**Material provided**
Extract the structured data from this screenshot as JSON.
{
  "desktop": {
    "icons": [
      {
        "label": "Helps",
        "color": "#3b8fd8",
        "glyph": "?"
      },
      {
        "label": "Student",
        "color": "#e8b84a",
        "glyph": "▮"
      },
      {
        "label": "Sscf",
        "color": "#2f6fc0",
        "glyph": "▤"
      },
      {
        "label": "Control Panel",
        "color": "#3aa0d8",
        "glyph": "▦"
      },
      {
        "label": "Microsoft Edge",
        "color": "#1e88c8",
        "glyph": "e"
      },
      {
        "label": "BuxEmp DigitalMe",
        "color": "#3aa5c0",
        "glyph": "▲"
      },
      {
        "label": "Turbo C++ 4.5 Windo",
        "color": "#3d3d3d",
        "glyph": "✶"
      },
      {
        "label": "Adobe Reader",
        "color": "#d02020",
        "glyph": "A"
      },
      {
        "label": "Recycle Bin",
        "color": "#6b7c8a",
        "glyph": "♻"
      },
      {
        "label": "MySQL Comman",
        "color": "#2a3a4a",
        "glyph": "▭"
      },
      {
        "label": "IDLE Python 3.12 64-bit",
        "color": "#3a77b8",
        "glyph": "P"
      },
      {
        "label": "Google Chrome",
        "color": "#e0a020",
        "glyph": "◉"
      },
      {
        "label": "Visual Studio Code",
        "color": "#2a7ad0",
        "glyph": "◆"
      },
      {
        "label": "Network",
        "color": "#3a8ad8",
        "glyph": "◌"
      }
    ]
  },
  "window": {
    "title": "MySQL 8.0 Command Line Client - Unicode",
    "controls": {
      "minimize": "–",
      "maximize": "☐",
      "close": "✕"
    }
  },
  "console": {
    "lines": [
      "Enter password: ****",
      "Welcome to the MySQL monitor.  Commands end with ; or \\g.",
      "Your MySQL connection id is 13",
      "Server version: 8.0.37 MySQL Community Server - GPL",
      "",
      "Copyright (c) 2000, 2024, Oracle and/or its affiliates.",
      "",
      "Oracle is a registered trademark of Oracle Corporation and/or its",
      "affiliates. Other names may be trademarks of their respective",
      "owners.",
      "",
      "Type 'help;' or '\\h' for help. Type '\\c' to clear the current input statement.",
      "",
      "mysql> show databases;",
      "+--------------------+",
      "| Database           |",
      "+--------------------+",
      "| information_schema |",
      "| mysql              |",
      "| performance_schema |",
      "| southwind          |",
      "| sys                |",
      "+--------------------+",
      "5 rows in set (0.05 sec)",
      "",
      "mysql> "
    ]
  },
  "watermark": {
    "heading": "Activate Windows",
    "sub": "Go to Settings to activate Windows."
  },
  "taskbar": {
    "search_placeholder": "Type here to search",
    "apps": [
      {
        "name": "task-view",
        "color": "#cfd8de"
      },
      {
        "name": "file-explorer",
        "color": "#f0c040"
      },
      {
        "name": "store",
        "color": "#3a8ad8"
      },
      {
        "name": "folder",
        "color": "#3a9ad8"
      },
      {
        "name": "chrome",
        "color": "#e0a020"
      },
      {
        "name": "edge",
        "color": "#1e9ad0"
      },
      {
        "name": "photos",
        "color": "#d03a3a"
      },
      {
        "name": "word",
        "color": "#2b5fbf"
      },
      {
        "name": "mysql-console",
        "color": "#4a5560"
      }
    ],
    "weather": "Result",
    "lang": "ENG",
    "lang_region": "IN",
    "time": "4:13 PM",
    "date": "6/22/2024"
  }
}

**To do**
Your task is to repeat each line of the material exactly.

**Reply**
Extract the structured data from this screenshot as JSON.
{
  "desktop": {
    "icons": [
      {
        "label": "Helps",
        "color": "#3b8fd8",
        "glyph": "?"
      },
      {
        "label": "Student",
        "color": "#e8b84a",
        "glyph": "▮"
      },
      {
        "label": "Sscf",
        "color": "#2f6fc0",
        "glyph": "▤"
      },
      {
        "label": "Control Panel",
        "color": "#3aa0d8",
        "glyph": "▦"
      },
      {
        "label": "Microsoft Edge",
        "color": "#1e88c8",
        "glyph": "e"
      },
      {
        "label": "BuxEmp DigitalMe",
        "color": "#3aa5c0",
        "glyph": "▲"
      },
      {
        "label": "Turbo C++ 4.5 Windo",
        "color": "#3d3d3d",
        "glyph": "✶"
      },
      {
        "label": "Adobe Reader",
        "color": "#d02020",
        "glyph": "A"
      },
      {
        "label": "Recycle Bin",
        "color": "#6b7c8a",
        "glyph": "♻"
      },
      {
        "label": "MySQL Comman",
        "color": "#2a3a4a",
        "glyph": "▭"
      },
      {
        "label": "IDLE Python 3.12 64-bit",
        "color": "#3a77b8",
        "glyph": "P"
      },
      {
        "label": "Google Chrome",
        "color": "#e0a020",
        "glyph": "◉"
      },
      {
        "label": "Visual Studio Code",
        "color": "#2a7ad0",
        "glyph": "◆"
      },
      {
        "label": "Network",
        "color": "#3a8ad8",
        "glyph": "◌"
      }
    ]
  },
  "window": {
    "title": "MySQL 8.0 Command Line Client - Unicode",
    "controls": {
      "minimize": "–",
      "maximize": "☐",
      "close": "✕"
    }
  },
  "console": {
    "lines": [
      "Enter password: ****",
      "Welcome to the MySQL monitor.  Commands end with ; or \\g.",
      "Your MySQL connection id is 13",
      "Server version: 8.0.37 MySQL Community Server - GPL",
      "",
      "Copyright (c) 2000, 2024, Oracle and/or its affiliates.",
      "",
      "Oracle is a registered trademark of Oracle Corporation and/or its",
      "affiliates. Other names may be trademarks of their respective",
      "owners.",
      "",
      "Type 'help;' or '\\h' for help. Type '\\c' to clear the current input statement.",
      "",
      "mysql> show databases;",
      "+--------------------+",
      "| Database           |",
      "+--------------------+",
      "| information_schema |",
      "| mysql              |",
      "| performance_schema |",
      "| southwind          |",
      "| sys                |",
      "+--------------------+",
      "5 rows in set (0.05 sec)",
      "",
      "mysql> "
    ]
  },
  "watermark": {
    "heading": "Activate Windows",
    "sub": "Go to Settings to activate Windows."
  },
  "taskbar": {
    "search_placeholder": "Type here to search",
    "apps": [
      {
        "name": "task-view",
        "color": "#cfd8de"
      },
      {
        "name": "file-explorer",
        "color": "#f0c040"
      },
      {
        "name": "store",
        "color": "#3a8ad8"
      },
      {
        "name": "folder",
        "color": "#3a9ad8"
      },
      {
        "name": "chrome",
        "color": "#e0a020"
      },
      {
        "name": "edge",
        "color": "#1e9ad0"
      },
      {
        "name": "photos",
        "color": "#d03a3a"
      },
      {
        "name": "word",
        "color": "#2b5fbf"
      },
      {
        "name": "mysql-console",
        "color": "#4a5560"
      }
    ],
    "weather": "Result",
    "lang": "ENG",
    "lang_region": "IN",
    "time": "4:13 PM",
    "date": "6/22/2024"
  }
}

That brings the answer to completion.